» **THE PROBLEM**:
Return, word for word, every line that follows.

» **RECORD EXTRACTS**:
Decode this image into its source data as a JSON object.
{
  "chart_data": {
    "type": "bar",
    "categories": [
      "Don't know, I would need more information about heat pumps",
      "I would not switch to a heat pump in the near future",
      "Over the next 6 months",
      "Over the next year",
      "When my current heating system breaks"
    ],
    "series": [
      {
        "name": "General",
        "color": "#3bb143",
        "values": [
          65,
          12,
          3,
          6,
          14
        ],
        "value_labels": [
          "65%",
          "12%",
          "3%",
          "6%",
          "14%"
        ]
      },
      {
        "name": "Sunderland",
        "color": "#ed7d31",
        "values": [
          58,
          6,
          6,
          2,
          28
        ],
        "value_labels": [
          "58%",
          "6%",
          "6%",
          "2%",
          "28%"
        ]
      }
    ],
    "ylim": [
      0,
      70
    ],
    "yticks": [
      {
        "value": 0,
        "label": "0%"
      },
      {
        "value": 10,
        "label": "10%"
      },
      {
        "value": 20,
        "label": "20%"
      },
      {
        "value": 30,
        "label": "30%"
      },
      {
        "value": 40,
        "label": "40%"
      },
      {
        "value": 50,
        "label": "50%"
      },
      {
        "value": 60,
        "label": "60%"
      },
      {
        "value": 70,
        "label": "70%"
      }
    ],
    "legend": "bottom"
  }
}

» **COMPLETE OUTPUT**:
Decode this image into its source data as a JSON object.
{
  "chart_data": {
    "type": "bar",
    "categories": [
      "Don't know, I would need more information about heat pumps",
      "I would not switch to a heat pump in the near future",
      "Over the next 6 months",
      "Over the next year",
      "When my current heating system breaks"
    ],
    "series": [
      {
        "name": "General",
        "color": "#3bb143",
        "values": [
          65,
          12,
          3,
          6,
          14
        ],
        "value_labels": [
          "65%",
          "12%",
          "3%",
          "6%",
          "14%"
        ]
      },
      {
        "name": "Sunderland",
        "color": "#ed7d31",
        "values": [
          58,
          6,
          6,
          2,
          28
        ],
        "value_labels": [
          "58%",
          "6%",
          "6%",
          "2%",
          "28%"
        ]
      }
    ],
    "ylim": [
      0,
      70
    ],
    "yticks": [
      {
        "value": 0,
        "label": "0%"
      },
      {
        "value": 10,
        "label": "10%"
      },
      {
        "value": 20,
        "label": "20%"
      },
      {
        "value": 30,
        "label": "30%"
      },
      {
        "value": 40,
        "label": "40%"
      },
      {
        "value": 50,
        "label": "50%"
      },
      {
        "value": 60,
        "label": "60%"
      },
      {
        "value": 70,
        "label": "70%"
      }
    ],
    "legend": "bottom"
  }
}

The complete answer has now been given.